◆ **GIVEN RECORDS**:
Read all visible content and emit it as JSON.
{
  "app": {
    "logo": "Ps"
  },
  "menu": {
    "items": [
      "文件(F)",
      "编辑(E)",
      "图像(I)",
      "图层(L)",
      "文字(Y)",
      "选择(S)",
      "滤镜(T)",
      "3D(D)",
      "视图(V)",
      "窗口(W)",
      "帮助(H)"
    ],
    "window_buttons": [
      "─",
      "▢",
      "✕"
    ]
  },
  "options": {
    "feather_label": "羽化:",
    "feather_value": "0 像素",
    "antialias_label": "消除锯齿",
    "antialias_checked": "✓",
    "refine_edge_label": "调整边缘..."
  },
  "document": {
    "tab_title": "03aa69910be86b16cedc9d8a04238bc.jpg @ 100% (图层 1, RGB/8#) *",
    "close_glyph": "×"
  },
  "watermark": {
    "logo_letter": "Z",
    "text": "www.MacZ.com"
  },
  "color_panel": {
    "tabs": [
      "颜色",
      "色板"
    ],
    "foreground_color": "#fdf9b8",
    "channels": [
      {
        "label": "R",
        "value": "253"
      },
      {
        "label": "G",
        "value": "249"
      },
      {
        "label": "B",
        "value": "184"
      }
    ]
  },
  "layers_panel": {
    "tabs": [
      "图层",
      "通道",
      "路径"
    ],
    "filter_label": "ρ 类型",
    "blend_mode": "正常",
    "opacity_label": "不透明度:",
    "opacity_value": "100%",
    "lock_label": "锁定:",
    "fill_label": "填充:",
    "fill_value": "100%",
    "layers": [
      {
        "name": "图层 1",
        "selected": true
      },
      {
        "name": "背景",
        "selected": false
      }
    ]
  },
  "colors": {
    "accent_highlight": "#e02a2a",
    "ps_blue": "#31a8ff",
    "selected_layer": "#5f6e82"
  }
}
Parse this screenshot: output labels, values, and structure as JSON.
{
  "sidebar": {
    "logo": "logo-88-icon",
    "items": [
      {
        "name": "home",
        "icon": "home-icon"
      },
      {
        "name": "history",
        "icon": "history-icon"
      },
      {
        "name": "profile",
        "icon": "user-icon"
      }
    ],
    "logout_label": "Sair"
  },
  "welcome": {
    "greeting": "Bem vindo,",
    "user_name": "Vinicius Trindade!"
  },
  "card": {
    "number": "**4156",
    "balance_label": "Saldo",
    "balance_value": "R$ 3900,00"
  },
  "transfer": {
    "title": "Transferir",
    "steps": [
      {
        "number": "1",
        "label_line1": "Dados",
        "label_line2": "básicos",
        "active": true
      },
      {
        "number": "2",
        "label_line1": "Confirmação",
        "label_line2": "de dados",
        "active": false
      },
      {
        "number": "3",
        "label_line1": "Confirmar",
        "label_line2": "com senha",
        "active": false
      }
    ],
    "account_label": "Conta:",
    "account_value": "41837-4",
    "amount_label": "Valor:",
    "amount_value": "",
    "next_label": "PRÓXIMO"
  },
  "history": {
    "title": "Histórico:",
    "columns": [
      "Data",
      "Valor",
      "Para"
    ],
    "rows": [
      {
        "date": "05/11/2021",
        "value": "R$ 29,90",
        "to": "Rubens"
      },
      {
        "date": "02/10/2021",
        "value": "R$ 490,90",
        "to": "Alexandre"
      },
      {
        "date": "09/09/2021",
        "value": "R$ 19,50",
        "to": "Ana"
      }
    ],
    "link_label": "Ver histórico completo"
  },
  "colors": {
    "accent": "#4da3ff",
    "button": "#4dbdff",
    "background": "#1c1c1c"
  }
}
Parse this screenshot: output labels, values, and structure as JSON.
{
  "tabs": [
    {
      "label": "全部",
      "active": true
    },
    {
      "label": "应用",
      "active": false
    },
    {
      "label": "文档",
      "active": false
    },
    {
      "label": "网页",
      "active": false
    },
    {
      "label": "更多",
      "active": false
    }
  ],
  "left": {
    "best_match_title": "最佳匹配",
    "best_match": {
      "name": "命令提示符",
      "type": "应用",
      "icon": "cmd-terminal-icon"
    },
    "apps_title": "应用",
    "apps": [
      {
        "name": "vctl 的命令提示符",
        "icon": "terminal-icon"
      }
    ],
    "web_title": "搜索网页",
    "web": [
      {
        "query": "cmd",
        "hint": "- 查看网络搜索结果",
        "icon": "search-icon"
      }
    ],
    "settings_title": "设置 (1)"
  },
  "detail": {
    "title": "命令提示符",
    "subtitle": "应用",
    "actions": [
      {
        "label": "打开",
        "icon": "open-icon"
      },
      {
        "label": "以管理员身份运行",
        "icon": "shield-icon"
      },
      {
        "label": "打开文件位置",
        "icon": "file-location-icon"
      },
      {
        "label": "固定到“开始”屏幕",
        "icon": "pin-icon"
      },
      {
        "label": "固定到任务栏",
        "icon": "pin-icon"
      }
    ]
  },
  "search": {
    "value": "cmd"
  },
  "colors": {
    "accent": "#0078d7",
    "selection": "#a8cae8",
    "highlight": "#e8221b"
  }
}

◆ **SHORT PROBLEM**: Extract the whole listing, character for character.

◆ **CORRECT RESPONSE**:
Read all visible content and emit it as JSON.
{
  "app": {
    "logo": "Ps"
  },
  "menu": {
    "items": [
      "文件(F)",
      "编辑(E)",
      "图像(I)",
      "图层(L)",
      "文字(Y)",
      "选择(S)",
      "滤镜(T)",
      "3D(D)",
      "视图(V)",
      "窗口(W)",
      "帮助(H)"
    ],
    "window_buttons": [
      "─",
      "▢",
      "✕"
    ]
  },
  "options": {
    "feather_label": "羽化:",
    "feather_value": "0 像素",
    "antialias_label": "消除锯齿",
    "antialias_checked": "✓",
    "refine_edge_label": "调整边缘..."
  },
  "document": {
    "tab_title": "03aa69910be86b16cedc9d8a04238bc.jpg @ 100% (图层 1, RGB/8#) *",
    "close_glyph": "×"
  },
  "watermark": {
    "logo_letter": "Z",
    "text": "www.MacZ.com"
  },
  "color_panel": {
    "tabs": [
      "颜色",
      "色板"
    ],
    "foreground_color": "#fdf9b8",
    "channels": [
      {
        "label": "R",
        "value": "253"
      },
      {
        "label": "G",
        "value": "249"
      },
      {
        "label": "B",
        "value": "184"
      }
    ]
  },
  "layers_panel": {
    "tabs": [
      "图层",
      "通道",
      "路径"
    ],
    "filter_label": "ρ 类型",
    "blend_mode": "正常",
    "opacity_label": "不透明度:",
    "opacity_value": "100%",
    "lock_label": "锁定:",
    "fill_label": "填充:",
    "fill_value": "100%",
    "layers": [
      {
        "name": "图层 1",
        "selected": true
      },
      {
        "name": "背景",
        "selected": false
      }
    ]
  },
  "colors": {
    "accent_highlight": "#e02a2a",
    "ps_blue": "#31a8ff",
    "selected_layer": "#5f6e82"
  }
}
Parse this screenshot: output labels, values, and structure as JSON.
{
  "sidebar": {
    "logo": "logo-88-icon",
    "items": [
      {
        "name": "home",
        "icon": "home-icon"
      },
      {
        "name": "history",
        "icon": "history-icon"
      },
      {
        "name": "profile",
        "icon": "user-icon"
      }
    ],
    "logout_label": "Sair"
  },
  "welcome": {
    "greeting": "Bem vindo,",
    "user_name": "Vinicius Trindade!"
  },
  "card": {
    "number": "**4156",
    "balance_label": "Saldo",
    "balance_value": "R$ 3900,00"
  },
  "transfer": {
    "title": "Transferir",
    "steps": [
      {
        "number": "1",
        "label_line1": "Dados",
        "label_line2": "básicos",
        "active": true
      },
      {
        "number": "2",
        "label_line1": "Confirmação",
        "label_line2": "de dados",
        "active": false
      },
      {
        "number": "3",
        "label_line1": "Confirmar",
        "label_line2": "com senha",
        "active": false
      }
    ],
    "account_label": "Conta:",
    "account_value": "41837-4",
    "amount_label": "Valor:",
    "amount_value": "",
    "next_label": "PRÓXIMO"
  },
  "history": {
    "title": "Histórico:",
    "columns": [
      "Data",
      "Valor",
      "Para"
    ],
    "rows": [
      {
        "date": "05/11/2021",
        "value": "R$ 29,90",
        "to": "Rubens"
      },
      {
        "date": "02/10/2021",
        "value": "R$ 490,90",
        "to": "Alexandre"
      },
      {
        "date": "09/09/2021",
        "value": "R$ 19,50",
        "to": "Ana"
      }
    ],
    "link_label": "Ver histórico completo"
  },
  "colors": {
    "accent": "#4da3ff",
    "button": "#4dbdff",
    "background": "#1c1c1c"
  }
}
Parse this screenshot: output labels, values, and structure as JSON.
{
  "tabs": [
    {
      "label": "全部",
      "active": true
    },
    {
      "label": "应用",
      "active": false
    },
    {
      "label": "文档",
      "active": false
    },
    {
      "label": "网页",
      "active": false
    },
    {
      "label": "更多",
      "active": false
    }
  ],
  "left": {
    "best_match_title": "最佳匹配",
    "best_match": {
      "name": "命令提示符",
      "type": "应用",
      "icon": "cmd-terminal-icon"
    },
    "apps_title": "应用",
    "apps": [
      {
        "name": "vctl 的命令提示符",
        "icon": "terminal-icon"
      }
    ],
    "web_title": "搜索网页",
    "web": [
      {
        "query": "cmd",
        "hint": "- 查看网络搜索结果",
        "icon": "search-icon"
      }
    ],
    "settings_title": "设置 (1)"
  },
  "detail": {
    "title": "命令提示符",
    "subtitle": "应用",
    "actions": [
      {
        "label": "打开",
        "icon": "open-icon"
      },
      {
        "label": "以管理员身份运行",
        "icon": "shield-icon"
      },
      {
        "label": "打开文件位置",
        "icon": "file-location-icon"
      },
      {
        "label": "固定到“开始”屏幕",
        "icon": "pin-icon"
      },
      {
        "label": "固定到任务栏",
        "icon": "pin-icon"
      }
    ]
  },
  "search": {
    "value": "cmd"
  },
  "colors": {
    "accent": "#0078d7",
    "selection": "#a8cae8",
    "highlight": "#e8221b"
  }
}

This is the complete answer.